◆ Records to use
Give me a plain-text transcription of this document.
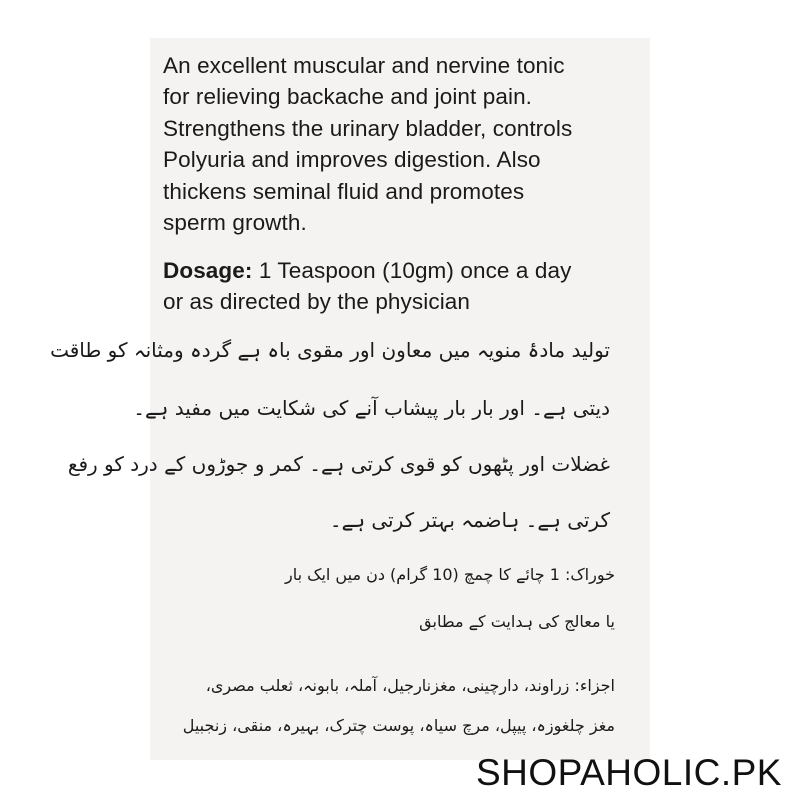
An excellent muscular and nervine tonic
for relieving backache and joint pain.
Strengthens the urinary bladder, controls
Polyuria and improves digestion. Also
thickens seminal fluid and promotes
sperm growth.
Dosage: 1 Teaspoon (10gm) once a day
or as directed by the physician
تولید مادۂ منویہ میں معاون اور مقوی باہ ہے گردہ ومثانہ کو طاقت
دیتی ہے۔ اور بار بار پیشاب آنے کی شکایت میں مفید ہے۔
غضلات اور پٹھوں کو قوی کرتی ہے۔ کمر و جوڑوں کے درد کو رفع
کرتی ہے۔ ہاضمہ بہتر کرتی ہے۔
خوراک: 1 چائے کا چمچ (10 گرام) دن میں ایک بار
یا معالج کی ہدایت کے مطابق
اجزاء: زراوند، دارچینی، مغزنارجیل، آملہ، بابونہ، ثعلب مصری،
مغز چلغوزہ، پیپل، مرچ سیاہ، پوست چترک، بہیرہ، منقی، زنجبیل
SHOPAHOLIC.PK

◆ Request
Verbatim reproduction of every record is required; images are left out.

◆ The solution
Give me a plain-text transcription of this document.
An excellent muscular and nervine tonic
for relieving backache and joint pain.
Strengthens the urinary bladder, controls
Polyuria and improves digestion. Also
thickens seminal fluid and promotes
sperm growth.
Dosage: 1 Teaspoon (10gm) once a day
or as directed by the physician
تولید مادۂ منویہ میں معاون اور مقوی باہ ہے گردہ ومثانہ کو طاقت
دیتی ہے۔ اور بار بار پیشاب آنے کی شکایت میں مفید ہے۔
غضلات اور پٹھوں کو قوی کرتی ہے۔ کمر و جوڑوں کے درد کو رفع
کرتی ہے۔ ہاضمہ بہتر کرتی ہے۔
خوراک: 1 چائے کا چمچ (10 گرام) دن میں ایک بار
یا معالج کی ہدایت کے مطابق
اجزاء: زراوند، دارچینی، مغزنارجیل، آملہ، بابونہ، ثعلب مصری،
مغز چلغوزہ، پیپل، مرچ سیاہ، پوست چترک، بہیرہ، منقی، زنجبیل
SHOPAHOLIC.PK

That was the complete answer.